What you need to do:
Every line of the material is to be quoted verbatim, minus the pictures.

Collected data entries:
-*-*-

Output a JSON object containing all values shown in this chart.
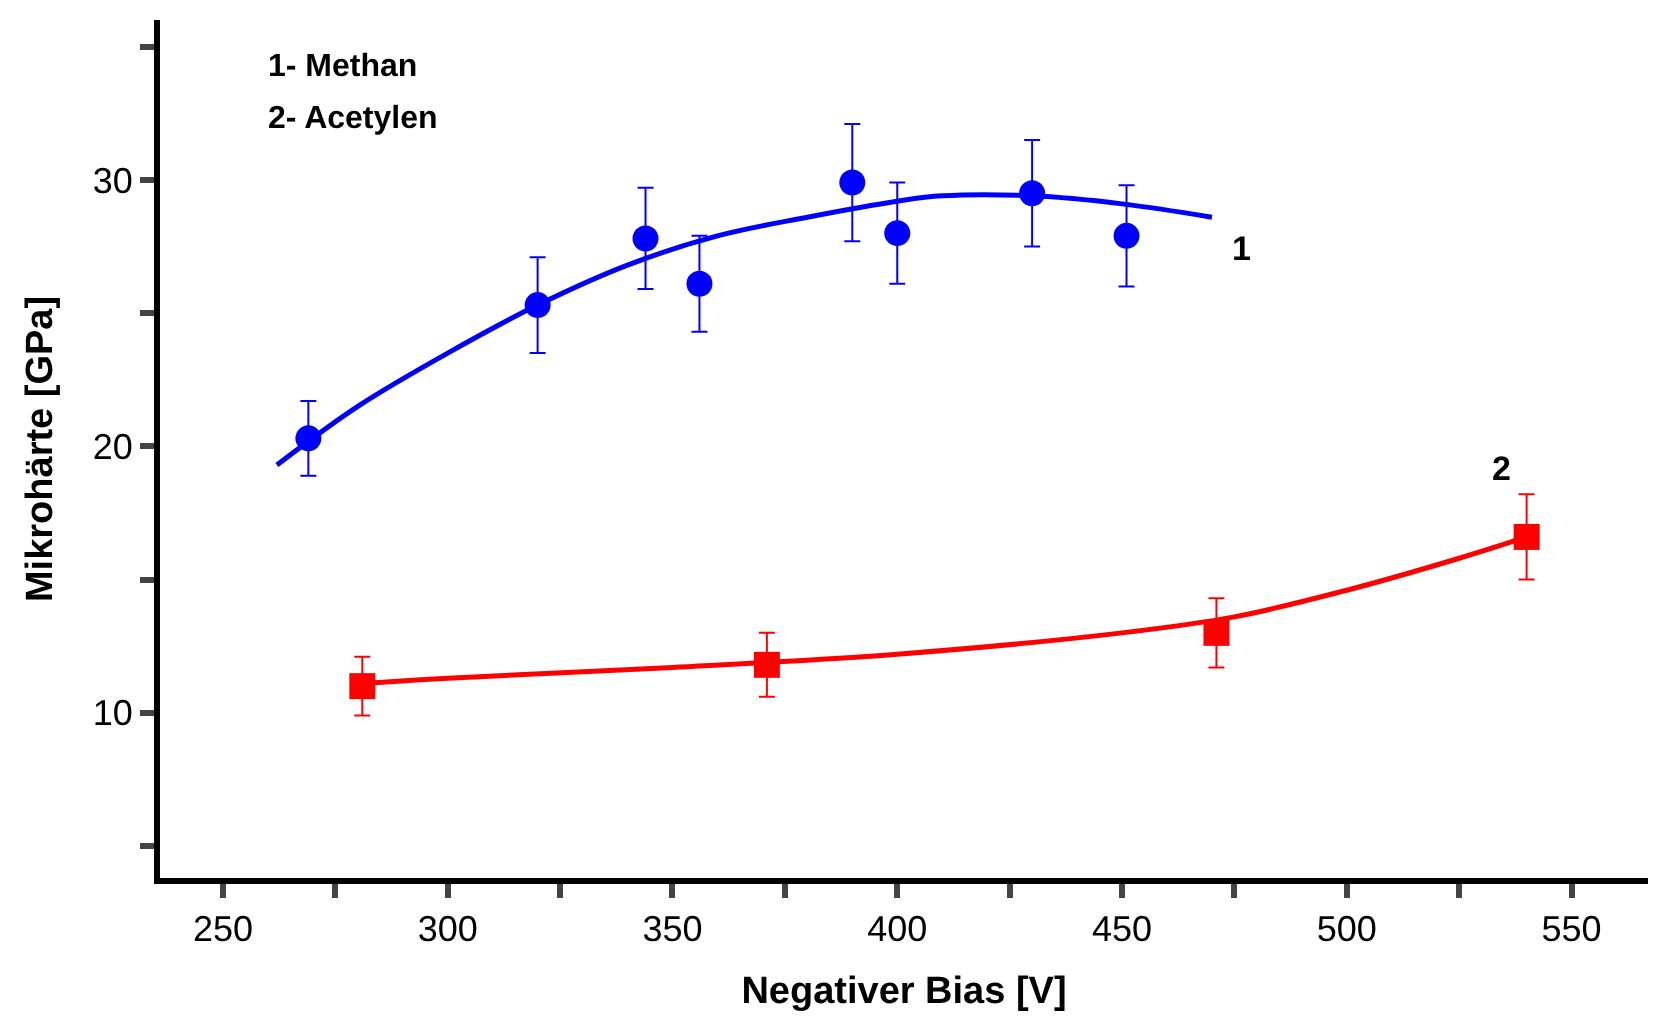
{
  "chart_data": {
    "type": "scatter",
    "xlabel": "Negativer Bias [V]",
    "ylabel": "Mikrohärte [GPa]",
    "xlim": [
      236,
      567
    ],
    "ylim": [
      3.8,
      36
    ],
    "xticks": [
      250,
      {
        "value": 275,
        "label": null
      },
      300,
      {
        "value": 325,
        "label": null
      },
      350,
      {
        "value": 375,
        "label": null
      },
      400,
      {
        "value": 425,
        "label": null
      },
      450,
      {
        "value": 475,
        "label": null
      },
      500,
      {
        "value": 525,
        "label": null
      },
      550
    ],
    "yticks": [
      {
        "value": 5,
        "label": null
      },
      10,
      {
        "value": 15,
        "label": null
      },
      20,
      {
        "value": 25,
        "label": null
      },
      30,
      {
        "value": 35,
        "label": null
      }
    ],
    "legend": false,
    "series": [
      {
        "color": "#0000ff",
        "marker": "circle",
        "x": [
          269,
          320,
          344,
          356,
          390,
          400,
          430,
          451
        ],
        "values": [
          20.3,
          25.3,
          27.8,
          26.1,
          29.9,
          28,
          29.5,
          27.9
        ],
        "errors": [
          1.4,
          1.8,
          1.9,
          1.8,
          2.2,
          1.9,
          2,
          1.9
        ]
      },
      {
        "type": "line",
        "name": "1",
        "color": "#0000ff",
        "marker": "none",
        "x": [
          262,
          280,
          300,
          320,
          340,
          360,
          380,
          400,
          410,
          430,
          450,
          470
        ],
        "values": [
          19.3,
          21.5,
          23.5,
          25.3,
          26.8,
          27.9,
          28.6,
          29.2,
          29.4,
          29.4,
          29.1,
          28.6
        ]
      },
      {
        "color": "#ff0000",
        "marker": "square",
        "x": [
          281,
          371,
          471,
          540
        ],
        "values": [
          11,
          11.8,
          13,
          16.6
        ],
        "errors": [
          1.1,
          1.2,
          1.3,
          1.6
        ]
      },
      {
        "type": "line",
        "name": "2",
        "color": "#ff0000",
        "marker": "none",
        "x": [
          281,
          300,
          350,
          400,
          450,
          475,
          500,
          525,
          540
        ],
        "values": [
          11.1,
          11.3,
          11.7,
          12.2,
          13,
          13.6,
          14.6,
          15.8,
          16.6
        ]
      }
    ],
    "annotations": [
      "1- Methan",
      "2- Acetylen"
    ]
  }
}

-*-*-

Written response:
Output a JSON object containing all values shown in this chart.
{
  "chart_data": {
    "type": "scatter",
    "xlabel": "Negativer Bias [V]",
    "ylabel": "Mikrohärte [GPa]",
    "xlim": [
      236,
      567
    ],
    "ylim": [
      3.8,
      36
    ],
    "xticks": [
      250,
      {
        "value": 275,
        "label": null
      },
      300,
      {
        "value": 325,
        "label": null
      },
      350,
      {
        "value": 375,
        "label": null
      },
      400,
      {
        "value": 425,
        "label": null
      },
      450,
      {
        "value": 475,
        "label": null
      },
      500,
      {
        "value": 525,
        "label": null
      },
      550
    ],
    "yticks": [
      {
        "value": 5,
        "label": null
      },
      10,
      {
        "value": 15,
        "label": null
      },
      20,
      {
        "value": 25,
        "label": null
      },
      30,
      {
        "value": 35,
        "label": null
      }
    ],
    "legend": false,
    "series": [
      {
        "color": "#0000ff",
        "marker": "circle",
        "x": [
          269,
          320,
          344,
          356,
          390,
          400,
          430,
          451
        ],
        "values": [
          20.3,
          25.3,
          27.8,
          26.1,
          29.9,
          28,
          29.5,
          27.9
        ],
        "errors": [
          1.4,
          1.8,
          1.9,
          1.8,
          2.2,
          1.9,
          2,
          1.9
        ]
      },
      {
        "type": "line",
        "name": "1",
        "color": "#0000ff",
        "marker": "none",
        "x": [
          262,
          280,
          300,
          320,
          340,
          360,
          380,
          400,
          410,
          430,
          450,
          470
        ],
        "values": [
          19.3,
          21.5,
          23.5,
          25.3,
          26.8,
          27.9,
          28.6,
          29.2,
          29.4,
          29.4,
          29.1,
          28.6
        ]
      },
      {
        "color": "#ff0000",
        "marker": "square",
        "x": [
          281,
          371,
          471,
          540
        ],
        "values": [
          11,
          11.8,
          13,
          16.6
        ],
        "errors": [
          1.1,
          1.2,
          1.3,
          1.6
        ]
      },
      {
        "type": "line",
        "name": "2",
        "color": "#ff0000",
        "marker": "none",
        "x": [
          281,
          300,
          350,
          400,
          450,
          475,
          500,
          525,
          540
        ],
        "values": [
          11.1,
          11.3,
          11.7,
          12.2,
          13,
          13.6,
          14.6,
          15.8,
          16.6
        ]
      }
    ],
    "annotations": [
      "1- Methan",
      "2- Acetylen"
    ]
  }
}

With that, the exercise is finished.